- [Work to do]: Copy out, unchanged, everything from the first of the rows below down to the line containing "pie-slice-label: E <box>325 611 332 622</box>", with both ends included.

- [Provided records]:
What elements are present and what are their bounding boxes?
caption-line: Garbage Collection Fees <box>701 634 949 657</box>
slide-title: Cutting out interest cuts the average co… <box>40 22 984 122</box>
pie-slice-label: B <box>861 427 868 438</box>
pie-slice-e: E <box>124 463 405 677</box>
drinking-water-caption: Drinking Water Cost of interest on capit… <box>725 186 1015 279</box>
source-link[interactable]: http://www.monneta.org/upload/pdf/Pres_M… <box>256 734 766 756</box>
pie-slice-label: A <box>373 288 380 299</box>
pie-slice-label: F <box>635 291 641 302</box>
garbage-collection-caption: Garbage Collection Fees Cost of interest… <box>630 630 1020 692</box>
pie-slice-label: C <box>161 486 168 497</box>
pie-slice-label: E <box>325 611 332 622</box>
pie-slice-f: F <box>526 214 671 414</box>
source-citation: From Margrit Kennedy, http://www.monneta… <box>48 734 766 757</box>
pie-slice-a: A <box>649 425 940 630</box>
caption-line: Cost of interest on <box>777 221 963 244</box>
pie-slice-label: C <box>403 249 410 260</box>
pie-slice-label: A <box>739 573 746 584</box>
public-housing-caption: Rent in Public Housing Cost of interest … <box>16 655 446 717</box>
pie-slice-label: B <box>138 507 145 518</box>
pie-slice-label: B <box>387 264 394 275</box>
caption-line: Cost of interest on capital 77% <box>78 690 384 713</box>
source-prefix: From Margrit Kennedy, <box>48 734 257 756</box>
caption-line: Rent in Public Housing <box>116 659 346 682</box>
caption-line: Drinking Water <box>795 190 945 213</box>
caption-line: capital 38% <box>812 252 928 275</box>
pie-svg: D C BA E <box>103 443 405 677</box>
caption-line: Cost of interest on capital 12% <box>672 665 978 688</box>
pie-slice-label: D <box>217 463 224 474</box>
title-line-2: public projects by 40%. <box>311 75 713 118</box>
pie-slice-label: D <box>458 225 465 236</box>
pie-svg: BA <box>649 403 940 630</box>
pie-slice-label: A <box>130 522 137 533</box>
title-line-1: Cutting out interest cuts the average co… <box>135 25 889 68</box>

- [Reply to the task]:
What elements are present and what are their bounding boxes?
caption-line: Garbage Collection Fees <box>701 634 949 657</box>
slide-title: Cutting out interest cuts the average co… <box>40 22 984 122</box>
pie-slice-label: B <box>861 427 868 438</box>
pie-slice-e: E <box>124 463 405 677</box>
drinking-water-caption: Drinking Water Cost of interest on capit… <box>725 186 1015 279</box>
source-link[interactable]: http://www.monneta.org/upload/pdf/Pres_M… <box>256 734 766 756</box>
pie-slice-label: A <box>373 288 380 299</box>
pie-slice-label: F <box>635 291 641 302</box>
garbage-collection-caption: Garbage Collection Fees Cost of interest… <box>630 630 1020 692</box>
pie-slice-label: C <box>161 486 168 497</box>
pie-slice-label: E <box>325 611 332 622</box>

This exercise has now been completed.